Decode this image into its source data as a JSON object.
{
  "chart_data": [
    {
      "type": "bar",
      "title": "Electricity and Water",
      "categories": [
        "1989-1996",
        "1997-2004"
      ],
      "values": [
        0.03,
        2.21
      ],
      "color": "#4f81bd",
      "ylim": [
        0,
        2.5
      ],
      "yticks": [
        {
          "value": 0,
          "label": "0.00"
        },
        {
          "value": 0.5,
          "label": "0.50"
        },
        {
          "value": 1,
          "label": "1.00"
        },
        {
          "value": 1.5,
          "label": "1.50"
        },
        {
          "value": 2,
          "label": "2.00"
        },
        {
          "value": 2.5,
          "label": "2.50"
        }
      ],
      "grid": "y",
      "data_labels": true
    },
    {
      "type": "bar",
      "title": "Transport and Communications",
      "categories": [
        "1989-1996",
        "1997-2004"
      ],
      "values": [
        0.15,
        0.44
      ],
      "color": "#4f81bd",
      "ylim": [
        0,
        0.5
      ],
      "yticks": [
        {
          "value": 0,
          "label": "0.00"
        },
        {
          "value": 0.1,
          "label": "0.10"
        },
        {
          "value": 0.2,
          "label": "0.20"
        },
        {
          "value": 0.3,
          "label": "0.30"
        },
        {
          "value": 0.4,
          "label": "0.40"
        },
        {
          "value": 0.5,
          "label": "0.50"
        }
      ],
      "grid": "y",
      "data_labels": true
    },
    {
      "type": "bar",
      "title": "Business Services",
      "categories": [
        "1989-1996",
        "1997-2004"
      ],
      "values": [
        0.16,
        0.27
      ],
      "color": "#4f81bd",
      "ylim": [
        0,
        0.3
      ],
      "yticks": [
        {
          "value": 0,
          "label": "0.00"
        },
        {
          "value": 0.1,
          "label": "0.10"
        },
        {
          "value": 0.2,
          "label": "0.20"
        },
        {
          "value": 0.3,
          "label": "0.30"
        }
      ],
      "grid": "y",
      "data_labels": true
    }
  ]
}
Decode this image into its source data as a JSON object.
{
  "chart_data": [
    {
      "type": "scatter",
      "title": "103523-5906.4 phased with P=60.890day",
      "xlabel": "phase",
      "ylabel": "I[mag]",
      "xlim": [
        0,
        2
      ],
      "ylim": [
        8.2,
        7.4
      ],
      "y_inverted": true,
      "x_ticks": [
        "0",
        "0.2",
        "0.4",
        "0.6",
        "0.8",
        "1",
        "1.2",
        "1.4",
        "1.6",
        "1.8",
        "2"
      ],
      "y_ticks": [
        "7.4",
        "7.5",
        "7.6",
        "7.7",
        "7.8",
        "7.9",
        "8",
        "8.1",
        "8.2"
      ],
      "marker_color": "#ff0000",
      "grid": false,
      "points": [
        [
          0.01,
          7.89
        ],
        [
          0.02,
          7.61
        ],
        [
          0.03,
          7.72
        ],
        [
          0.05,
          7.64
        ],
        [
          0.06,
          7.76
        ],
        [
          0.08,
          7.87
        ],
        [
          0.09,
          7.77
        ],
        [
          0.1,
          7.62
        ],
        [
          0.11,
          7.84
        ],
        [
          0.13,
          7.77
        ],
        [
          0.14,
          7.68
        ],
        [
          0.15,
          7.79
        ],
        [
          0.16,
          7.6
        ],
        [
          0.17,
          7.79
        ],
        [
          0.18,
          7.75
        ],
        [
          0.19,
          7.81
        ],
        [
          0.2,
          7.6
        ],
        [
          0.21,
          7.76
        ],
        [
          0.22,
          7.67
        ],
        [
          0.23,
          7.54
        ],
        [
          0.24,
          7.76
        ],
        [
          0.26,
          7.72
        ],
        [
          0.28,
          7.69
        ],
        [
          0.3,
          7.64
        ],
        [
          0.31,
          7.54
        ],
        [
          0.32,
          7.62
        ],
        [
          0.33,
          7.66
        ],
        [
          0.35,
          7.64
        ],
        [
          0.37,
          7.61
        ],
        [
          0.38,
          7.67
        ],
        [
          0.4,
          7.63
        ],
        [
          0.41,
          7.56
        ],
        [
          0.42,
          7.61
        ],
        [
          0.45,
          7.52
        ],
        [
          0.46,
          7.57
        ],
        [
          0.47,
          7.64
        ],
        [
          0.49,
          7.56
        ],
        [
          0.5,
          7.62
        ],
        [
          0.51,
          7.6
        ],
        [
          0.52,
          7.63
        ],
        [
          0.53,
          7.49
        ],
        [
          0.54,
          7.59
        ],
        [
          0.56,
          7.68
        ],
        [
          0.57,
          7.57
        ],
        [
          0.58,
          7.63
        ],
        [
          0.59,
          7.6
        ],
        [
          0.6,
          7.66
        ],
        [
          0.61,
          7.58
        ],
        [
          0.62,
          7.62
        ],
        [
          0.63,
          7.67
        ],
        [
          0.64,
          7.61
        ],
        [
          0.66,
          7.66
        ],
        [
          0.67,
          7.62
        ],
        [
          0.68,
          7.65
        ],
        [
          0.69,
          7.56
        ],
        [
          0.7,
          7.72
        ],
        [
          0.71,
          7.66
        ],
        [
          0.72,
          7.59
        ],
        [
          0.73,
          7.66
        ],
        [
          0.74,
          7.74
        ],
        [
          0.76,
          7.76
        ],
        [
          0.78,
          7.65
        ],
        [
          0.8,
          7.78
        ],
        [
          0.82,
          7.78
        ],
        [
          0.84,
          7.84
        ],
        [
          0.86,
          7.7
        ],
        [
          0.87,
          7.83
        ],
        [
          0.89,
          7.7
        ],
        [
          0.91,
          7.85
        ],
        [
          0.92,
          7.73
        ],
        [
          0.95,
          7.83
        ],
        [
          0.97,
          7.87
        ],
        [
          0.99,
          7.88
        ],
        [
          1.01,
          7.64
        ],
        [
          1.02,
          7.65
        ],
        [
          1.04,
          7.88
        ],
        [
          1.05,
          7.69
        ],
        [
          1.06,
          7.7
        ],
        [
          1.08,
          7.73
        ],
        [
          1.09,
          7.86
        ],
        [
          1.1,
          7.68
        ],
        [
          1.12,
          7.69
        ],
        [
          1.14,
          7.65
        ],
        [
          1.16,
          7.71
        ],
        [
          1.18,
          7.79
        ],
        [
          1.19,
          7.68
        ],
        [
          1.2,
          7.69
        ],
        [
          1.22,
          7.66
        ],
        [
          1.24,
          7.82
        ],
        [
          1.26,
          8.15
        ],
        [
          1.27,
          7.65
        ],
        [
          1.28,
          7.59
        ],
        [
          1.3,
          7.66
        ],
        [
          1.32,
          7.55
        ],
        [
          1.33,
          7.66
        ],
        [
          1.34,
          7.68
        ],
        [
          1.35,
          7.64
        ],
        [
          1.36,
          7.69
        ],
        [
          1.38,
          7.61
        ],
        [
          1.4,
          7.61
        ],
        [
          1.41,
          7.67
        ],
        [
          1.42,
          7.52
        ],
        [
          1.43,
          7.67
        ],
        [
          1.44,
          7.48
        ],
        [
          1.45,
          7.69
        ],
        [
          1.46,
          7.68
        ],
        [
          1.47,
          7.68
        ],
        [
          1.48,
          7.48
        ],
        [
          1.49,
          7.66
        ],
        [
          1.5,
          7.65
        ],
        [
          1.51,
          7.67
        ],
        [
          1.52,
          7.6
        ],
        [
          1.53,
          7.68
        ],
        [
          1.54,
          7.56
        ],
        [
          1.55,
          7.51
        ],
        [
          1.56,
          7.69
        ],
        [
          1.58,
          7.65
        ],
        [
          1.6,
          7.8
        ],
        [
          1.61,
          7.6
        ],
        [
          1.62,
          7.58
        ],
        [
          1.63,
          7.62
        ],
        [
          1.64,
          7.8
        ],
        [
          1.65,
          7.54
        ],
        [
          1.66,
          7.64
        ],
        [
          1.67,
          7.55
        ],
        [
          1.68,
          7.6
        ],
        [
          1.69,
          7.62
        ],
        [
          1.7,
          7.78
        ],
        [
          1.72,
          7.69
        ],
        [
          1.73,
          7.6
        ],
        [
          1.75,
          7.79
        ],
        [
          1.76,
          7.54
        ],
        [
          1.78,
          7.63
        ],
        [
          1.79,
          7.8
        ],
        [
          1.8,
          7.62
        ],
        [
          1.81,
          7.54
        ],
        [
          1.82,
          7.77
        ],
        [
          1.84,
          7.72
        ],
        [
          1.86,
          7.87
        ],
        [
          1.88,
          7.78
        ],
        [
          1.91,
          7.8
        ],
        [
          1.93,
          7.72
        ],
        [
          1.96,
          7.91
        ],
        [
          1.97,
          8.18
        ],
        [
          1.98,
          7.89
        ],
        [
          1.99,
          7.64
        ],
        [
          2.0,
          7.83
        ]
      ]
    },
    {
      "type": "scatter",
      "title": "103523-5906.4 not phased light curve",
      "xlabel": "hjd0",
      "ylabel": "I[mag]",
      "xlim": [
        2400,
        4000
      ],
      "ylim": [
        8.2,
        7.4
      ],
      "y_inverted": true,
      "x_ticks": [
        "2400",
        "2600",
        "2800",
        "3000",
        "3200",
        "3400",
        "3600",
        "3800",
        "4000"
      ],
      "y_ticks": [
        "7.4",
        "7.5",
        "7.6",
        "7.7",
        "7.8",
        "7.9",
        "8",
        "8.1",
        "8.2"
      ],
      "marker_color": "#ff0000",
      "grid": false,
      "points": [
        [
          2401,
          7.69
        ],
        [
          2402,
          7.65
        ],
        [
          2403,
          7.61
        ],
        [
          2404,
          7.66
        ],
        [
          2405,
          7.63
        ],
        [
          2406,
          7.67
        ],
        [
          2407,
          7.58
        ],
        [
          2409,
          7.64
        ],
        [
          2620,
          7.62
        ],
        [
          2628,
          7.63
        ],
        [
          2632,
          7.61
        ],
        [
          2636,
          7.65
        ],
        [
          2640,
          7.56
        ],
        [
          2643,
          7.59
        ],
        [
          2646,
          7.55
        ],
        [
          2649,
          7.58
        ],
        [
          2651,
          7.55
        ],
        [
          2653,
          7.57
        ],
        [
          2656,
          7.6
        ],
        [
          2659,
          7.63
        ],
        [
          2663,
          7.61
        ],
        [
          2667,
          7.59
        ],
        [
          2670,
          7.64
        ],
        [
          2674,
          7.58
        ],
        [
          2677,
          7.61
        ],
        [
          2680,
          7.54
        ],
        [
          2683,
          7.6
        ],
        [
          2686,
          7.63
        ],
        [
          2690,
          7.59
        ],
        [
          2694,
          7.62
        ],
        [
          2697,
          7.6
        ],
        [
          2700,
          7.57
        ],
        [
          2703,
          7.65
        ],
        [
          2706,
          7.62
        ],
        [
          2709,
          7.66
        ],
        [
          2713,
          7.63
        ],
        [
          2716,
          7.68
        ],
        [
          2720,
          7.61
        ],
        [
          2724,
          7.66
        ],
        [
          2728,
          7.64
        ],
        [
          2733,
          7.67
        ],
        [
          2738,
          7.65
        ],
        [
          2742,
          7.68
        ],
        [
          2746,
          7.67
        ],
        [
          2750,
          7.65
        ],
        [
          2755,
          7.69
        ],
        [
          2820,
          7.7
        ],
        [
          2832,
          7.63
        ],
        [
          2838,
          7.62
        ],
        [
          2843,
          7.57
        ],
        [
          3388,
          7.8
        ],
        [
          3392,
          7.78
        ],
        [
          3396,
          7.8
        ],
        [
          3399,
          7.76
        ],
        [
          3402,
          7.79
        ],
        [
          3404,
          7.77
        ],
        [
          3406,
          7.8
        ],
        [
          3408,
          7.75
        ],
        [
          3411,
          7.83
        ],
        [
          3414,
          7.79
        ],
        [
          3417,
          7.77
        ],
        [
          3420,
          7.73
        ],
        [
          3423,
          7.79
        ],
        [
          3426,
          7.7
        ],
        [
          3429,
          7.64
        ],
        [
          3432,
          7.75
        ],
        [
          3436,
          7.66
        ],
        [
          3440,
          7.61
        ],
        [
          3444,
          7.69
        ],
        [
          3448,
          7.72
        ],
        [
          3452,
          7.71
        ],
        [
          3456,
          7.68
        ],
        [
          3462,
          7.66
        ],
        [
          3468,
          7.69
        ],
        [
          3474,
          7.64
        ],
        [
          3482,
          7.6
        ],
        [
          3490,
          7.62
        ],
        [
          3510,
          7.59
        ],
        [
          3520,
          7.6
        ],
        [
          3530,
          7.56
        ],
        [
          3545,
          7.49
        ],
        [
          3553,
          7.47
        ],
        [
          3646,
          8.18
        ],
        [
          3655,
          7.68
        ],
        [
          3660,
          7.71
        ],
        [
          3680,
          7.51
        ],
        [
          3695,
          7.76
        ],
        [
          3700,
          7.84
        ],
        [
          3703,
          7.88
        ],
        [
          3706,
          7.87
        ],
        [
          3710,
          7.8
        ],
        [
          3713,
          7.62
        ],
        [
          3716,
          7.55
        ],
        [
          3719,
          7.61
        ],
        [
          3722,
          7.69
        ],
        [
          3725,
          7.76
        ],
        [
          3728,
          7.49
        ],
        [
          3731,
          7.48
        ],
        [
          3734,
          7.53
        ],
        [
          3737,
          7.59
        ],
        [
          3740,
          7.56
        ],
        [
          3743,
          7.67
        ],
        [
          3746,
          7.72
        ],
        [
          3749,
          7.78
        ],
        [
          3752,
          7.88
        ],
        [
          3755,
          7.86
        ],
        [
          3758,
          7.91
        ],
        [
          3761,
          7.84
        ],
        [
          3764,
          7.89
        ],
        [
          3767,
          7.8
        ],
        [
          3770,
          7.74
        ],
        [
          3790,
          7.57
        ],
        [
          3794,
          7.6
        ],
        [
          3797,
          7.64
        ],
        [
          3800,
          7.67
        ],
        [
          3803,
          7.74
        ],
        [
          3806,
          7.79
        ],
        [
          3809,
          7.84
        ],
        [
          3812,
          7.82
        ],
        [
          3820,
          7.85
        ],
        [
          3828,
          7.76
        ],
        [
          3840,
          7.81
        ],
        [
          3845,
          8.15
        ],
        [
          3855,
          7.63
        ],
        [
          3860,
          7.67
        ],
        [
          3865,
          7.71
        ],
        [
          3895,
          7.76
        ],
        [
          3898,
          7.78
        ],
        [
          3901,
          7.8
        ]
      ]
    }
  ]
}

WORK TO DO: Using the records given above, list every line that includes the word "phased".

ANSWER FOR THIS EXERCISE:
      "title": "103523-5906.4 phased with P=60.890day",
      "title": "103523-5906.4 not phased light curve",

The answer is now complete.